## [WORK TO COMPLETE]
Pull out every line below containing the word "icon".
━━━ RECORDS SHOWN ━━━
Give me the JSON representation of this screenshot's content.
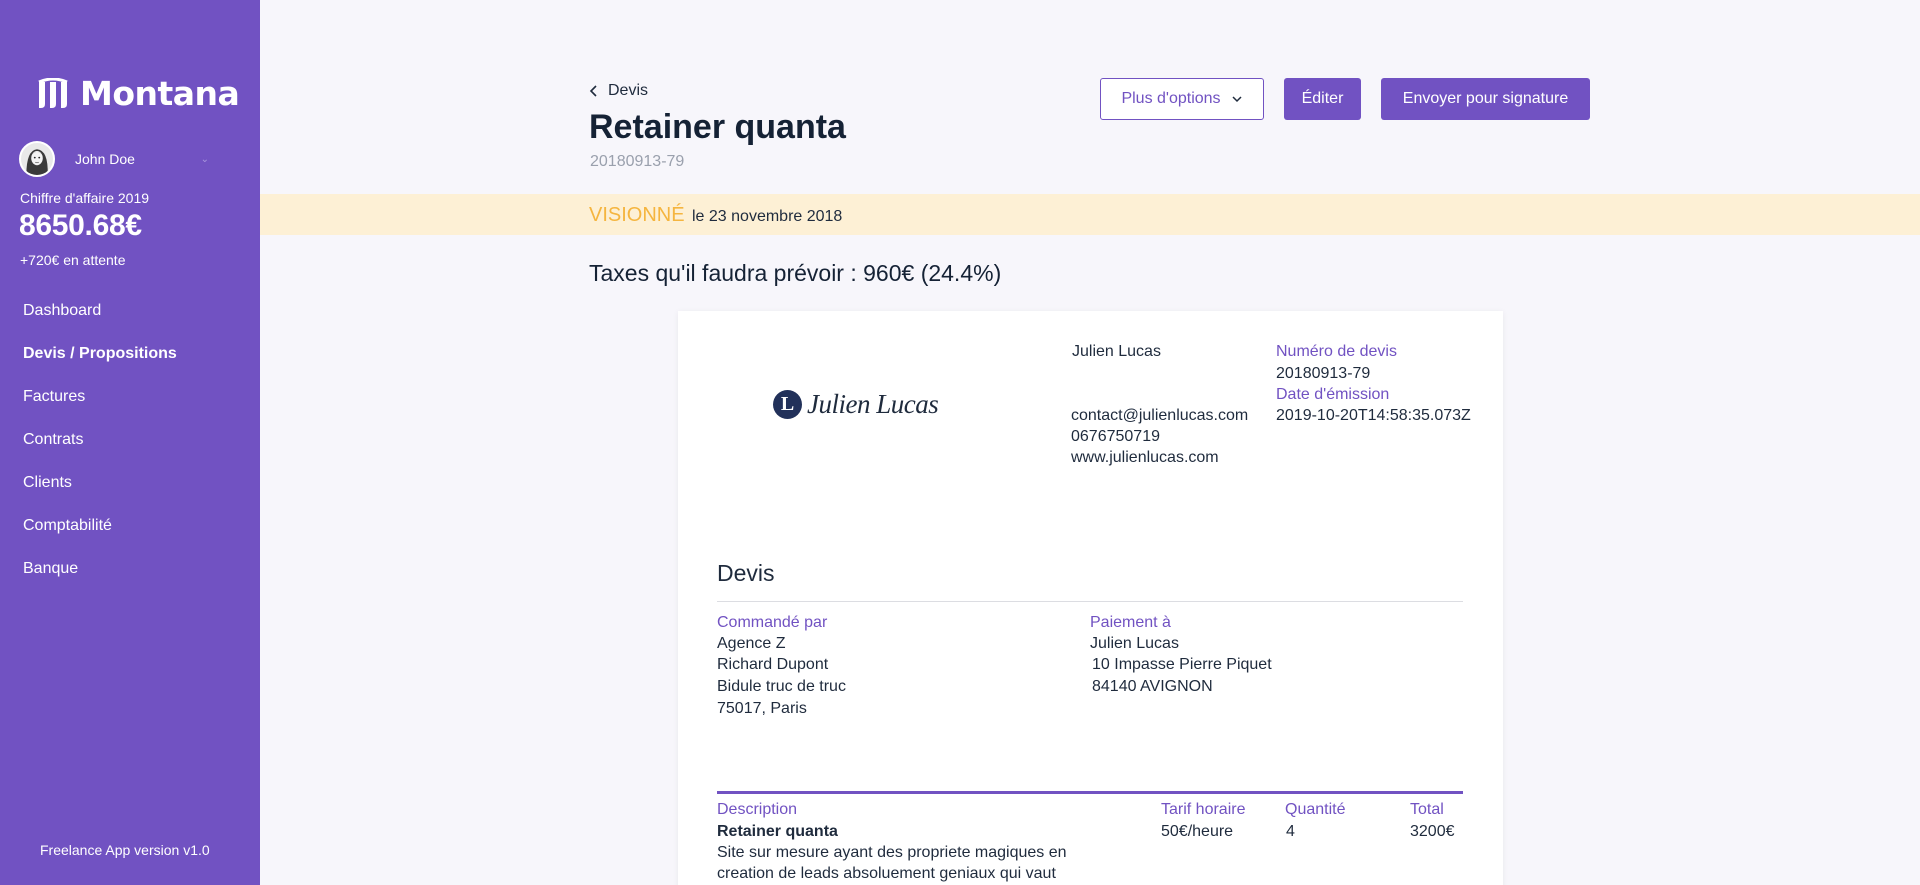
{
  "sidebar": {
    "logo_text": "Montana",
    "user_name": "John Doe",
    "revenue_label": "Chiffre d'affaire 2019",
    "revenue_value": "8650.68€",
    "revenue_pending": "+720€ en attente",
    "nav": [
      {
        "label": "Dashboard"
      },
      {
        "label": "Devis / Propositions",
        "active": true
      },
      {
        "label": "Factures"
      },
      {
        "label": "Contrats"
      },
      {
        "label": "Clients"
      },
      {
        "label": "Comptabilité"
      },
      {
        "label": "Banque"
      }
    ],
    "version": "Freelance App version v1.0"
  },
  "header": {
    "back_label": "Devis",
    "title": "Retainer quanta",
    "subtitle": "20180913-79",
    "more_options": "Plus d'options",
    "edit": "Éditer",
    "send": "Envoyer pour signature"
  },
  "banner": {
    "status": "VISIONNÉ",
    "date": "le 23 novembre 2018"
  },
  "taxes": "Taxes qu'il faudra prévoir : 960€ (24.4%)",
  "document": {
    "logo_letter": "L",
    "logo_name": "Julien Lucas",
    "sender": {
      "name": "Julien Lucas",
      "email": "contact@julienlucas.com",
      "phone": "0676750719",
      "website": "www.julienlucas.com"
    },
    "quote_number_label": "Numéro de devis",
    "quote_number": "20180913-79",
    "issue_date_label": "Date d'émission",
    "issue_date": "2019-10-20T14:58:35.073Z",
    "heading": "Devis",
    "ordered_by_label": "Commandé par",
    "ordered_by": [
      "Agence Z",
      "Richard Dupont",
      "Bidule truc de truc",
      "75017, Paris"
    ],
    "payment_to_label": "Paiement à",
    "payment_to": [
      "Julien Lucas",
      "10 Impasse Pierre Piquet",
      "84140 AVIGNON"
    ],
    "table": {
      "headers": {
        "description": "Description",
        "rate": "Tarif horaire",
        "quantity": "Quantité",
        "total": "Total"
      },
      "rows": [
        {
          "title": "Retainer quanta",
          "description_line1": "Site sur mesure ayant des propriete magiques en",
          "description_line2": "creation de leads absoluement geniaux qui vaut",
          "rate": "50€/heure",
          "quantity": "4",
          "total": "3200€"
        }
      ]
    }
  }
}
━━━
━━━ RECORDS SHOWN ━━━
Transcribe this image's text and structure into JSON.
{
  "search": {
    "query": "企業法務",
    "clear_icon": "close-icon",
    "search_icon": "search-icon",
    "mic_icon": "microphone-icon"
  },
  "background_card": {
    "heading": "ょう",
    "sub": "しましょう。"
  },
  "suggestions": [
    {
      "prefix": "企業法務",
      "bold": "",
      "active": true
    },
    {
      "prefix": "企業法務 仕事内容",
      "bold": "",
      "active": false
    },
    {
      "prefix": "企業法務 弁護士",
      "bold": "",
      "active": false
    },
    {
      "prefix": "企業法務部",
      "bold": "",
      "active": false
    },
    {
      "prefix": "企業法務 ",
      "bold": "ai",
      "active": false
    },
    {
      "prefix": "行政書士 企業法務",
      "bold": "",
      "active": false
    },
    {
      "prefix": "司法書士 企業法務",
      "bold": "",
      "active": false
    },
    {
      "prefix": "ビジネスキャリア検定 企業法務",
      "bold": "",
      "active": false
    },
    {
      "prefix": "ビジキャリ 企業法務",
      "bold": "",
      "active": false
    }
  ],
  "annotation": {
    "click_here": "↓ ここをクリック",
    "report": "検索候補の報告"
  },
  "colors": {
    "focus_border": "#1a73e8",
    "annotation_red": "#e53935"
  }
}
━━━
## [ANSWER BELOW]
    "clear_icon": "close-icon",
    "search_icon": "search-icon",
    "mic_icon": "microphone-icon"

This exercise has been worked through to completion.